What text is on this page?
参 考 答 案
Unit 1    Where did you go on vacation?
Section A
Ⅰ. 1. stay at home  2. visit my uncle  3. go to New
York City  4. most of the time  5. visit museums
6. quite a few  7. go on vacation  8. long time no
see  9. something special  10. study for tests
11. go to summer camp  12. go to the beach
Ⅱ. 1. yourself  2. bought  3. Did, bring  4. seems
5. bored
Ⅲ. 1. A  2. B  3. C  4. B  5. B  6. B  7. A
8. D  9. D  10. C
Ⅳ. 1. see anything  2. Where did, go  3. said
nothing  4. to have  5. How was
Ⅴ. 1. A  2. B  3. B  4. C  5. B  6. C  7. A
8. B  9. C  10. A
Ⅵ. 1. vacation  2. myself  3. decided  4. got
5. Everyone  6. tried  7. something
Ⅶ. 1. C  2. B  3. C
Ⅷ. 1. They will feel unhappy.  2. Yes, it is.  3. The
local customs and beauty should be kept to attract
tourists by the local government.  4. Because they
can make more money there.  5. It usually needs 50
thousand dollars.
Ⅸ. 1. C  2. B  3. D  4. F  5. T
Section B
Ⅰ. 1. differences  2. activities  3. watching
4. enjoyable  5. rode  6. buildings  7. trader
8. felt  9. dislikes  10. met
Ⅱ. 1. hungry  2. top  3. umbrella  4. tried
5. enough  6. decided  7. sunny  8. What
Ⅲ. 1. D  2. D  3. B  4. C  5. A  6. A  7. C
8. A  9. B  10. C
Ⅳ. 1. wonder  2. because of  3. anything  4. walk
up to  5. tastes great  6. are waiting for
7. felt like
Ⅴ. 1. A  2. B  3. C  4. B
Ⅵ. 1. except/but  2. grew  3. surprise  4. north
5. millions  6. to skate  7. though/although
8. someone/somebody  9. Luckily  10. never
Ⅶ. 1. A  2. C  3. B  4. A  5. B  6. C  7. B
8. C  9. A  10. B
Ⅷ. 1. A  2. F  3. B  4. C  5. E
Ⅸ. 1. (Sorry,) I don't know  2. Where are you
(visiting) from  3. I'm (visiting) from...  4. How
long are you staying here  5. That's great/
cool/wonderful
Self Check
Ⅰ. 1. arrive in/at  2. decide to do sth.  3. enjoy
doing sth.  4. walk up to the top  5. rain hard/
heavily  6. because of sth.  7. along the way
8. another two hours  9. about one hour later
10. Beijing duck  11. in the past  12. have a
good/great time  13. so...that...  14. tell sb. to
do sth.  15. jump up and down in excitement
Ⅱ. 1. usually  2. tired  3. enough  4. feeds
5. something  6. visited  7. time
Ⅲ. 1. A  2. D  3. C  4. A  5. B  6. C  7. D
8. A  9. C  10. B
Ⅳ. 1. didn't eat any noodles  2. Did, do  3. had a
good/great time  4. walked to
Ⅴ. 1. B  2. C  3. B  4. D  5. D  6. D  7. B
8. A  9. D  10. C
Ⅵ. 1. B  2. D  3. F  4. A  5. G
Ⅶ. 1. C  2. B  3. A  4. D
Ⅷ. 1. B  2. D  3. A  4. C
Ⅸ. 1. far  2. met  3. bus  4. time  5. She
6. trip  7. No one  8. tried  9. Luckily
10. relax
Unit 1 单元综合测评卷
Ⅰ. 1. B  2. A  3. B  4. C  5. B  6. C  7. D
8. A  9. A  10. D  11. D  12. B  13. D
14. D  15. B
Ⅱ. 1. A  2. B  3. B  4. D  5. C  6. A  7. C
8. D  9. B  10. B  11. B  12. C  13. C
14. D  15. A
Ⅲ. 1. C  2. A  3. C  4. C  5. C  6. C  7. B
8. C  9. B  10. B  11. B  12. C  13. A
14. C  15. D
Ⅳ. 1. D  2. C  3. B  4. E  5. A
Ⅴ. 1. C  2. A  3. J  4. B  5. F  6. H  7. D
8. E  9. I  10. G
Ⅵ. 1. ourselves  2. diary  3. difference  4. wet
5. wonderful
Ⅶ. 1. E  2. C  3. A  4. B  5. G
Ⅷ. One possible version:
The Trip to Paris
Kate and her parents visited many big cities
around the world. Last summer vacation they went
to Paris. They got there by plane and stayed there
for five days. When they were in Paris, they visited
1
________________________________________
> _WHAT NEEDS TO BE DONE_:
Each record above should be repeated exactly as it appears.

> _OUTPUT BELOW_:
What text is on this page?
参 考 答 案
Unit 1    Where did you go on vacation?
Section A
Ⅰ. 1. stay at home  2. visit my uncle  3. go to New
York City  4. most of the time  5. visit museums
6. quite a few  7. go on vacation  8. long time no
see  9. something special  10. study for tests
11. go to summer camp  12. go to the beach
Ⅱ. 1. yourself  2. bought  3. Did, bring  4. seems
5. bored
Ⅲ. 1. A  2. B  3. C  4. B  5. B  6. B  7. A
8. D  9. D  10. C
Ⅳ. 1. see anything  2. Where did, go  3. said
nothing  4. to have  5. How was
Ⅴ. 1. A  2. B  3. B  4. C  5. B  6. C  7. A
8. B  9. C  10. A
Ⅵ. 1. vacation  2. myself  3. decided  4. got
5. Everyone  6. tried  7. something
Ⅶ. 1. C  2. B  3. C
Ⅷ. 1. They will feel unhappy.  2. Yes, it is.  3. The
local customs and beauty should be kept to attract
tourists by the local government.  4. Because they
can make more money there.  5. It usually needs 50
thousand dollars.
Ⅸ. 1. C  2. B  3. D  4. F  5. T
Section B
Ⅰ. 1. differences  2. activities  3. watching
4. enjoyable  5. rode  6. buildings  7. trader
8. felt  9. dislikes  10. met
Ⅱ. 1. hungry  2. top  3. umbrella  4. tried
5. enough  6. decided  7. sunny  8. What
Ⅲ. 1. D  2. D  3. B  4. C  5. A  6. A  7. C
8. A  9. B  10. C
Ⅳ. 1. wonder  2. because of  3. anything  4. walk
up to  5. tastes great  6. are waiting for
7. felt like
Ⅴ. 1. A  2. B  3. C  4. B
Ⅵ. 1. except/but  2. grew  3. surprise  4. north
5. millions  6. to skate  7. though/although
8. someone/somebody  9. Luckily  10. never
Ⅶ. 1. A  2. C  3. B  4. A  5. B  6. C  7. B
8. C  9. A  10. B
Ⅷ. 1. A  2. F  3. B  4. C  5. E
Ⅸ. 1. (Sorry,) I don't know  2. Where are you
(visiting) from  3. I'm (visiting) from...  4. How
long are you staying here  5. That's great/
cool/wonderful
Self Check
Ⅰ. 1. arrive in/at  2. decide to do sth.  3. enjoy
doing sth.  4. walk up to the top  5. rain hard/
heavily  6. because of sth.  7. along the way
8. another two hours  9. about one hour later
10. Beijing duck  11. in the past  12. have a
good/great time  13. so...that...  14. tell sb. to
do sth.  15. jump up and down in excitement
Ⅱ. 1. usually  2. tired  3. enough  4. feeds
5. something  6. visited  7. time
Ⅲ. 1. A  2. D  3. C  4. A  5. B  6. C  7. D
8. A  9. C  10. B
Ⅳ. 1. didn't eat any noodles  2. Did, do  3. had a
good/great time  4. walked to
Ⅴ. 1. B  2. C  3. B  4. D  5. D  6. D  7. B
8. A  9. D  10. C
Ⅵ. 1. B  2. D  3. F  4. A  5. G
Ⅶ. 1. C  2. B  3. A  4. D
Ⅷ. 1. B  2. D  3. A  4. C
Ⅸ. 1. far  2. met  3. bus  4. time  5. She
6. trip  7. No one  8. tried  9. Luckily
10. relax
Unit 1 单元综合测评卷
Ⅰ. 1. B  2. A  3. B  4. C  5. B  6. C  7. D
8. A  9. A  10. D  11. D  12. B  13. D
14. D  15. B
Ⅱ. 1. A  2. B  3. B  4. D  5. C  6. A  7. C
8. D  9. B  10. B  11. B  12. C  13. C
14. D  15. A
Ⅲ. 1. C  2. A  3. C  4. C  5. C  6. C  7. B
8. C  9. B  10. B  11. B  12. C  13. A
14. C  15. D
Ⅳ. 1. D  2. C  3. B  4. E  5. A
Ⅴ. 1. C  2. A  3. J  4. B  5. F  6. H  7. D
8. E  9. I  10. G
Ⅵ. 1. ourselves  2. diary  3. difference  4. wet
5. wonderful
Ⅶ. 1. E  2. C  3. A  4. B  5. G
Ⅷ. One possible version:
The Trip to Paris
Kate and her parents visited many big cities
around the world. Last summer vacation they went
to Paris. They got there by plane and stayed there
for five days. When they were in Paris, they visited
1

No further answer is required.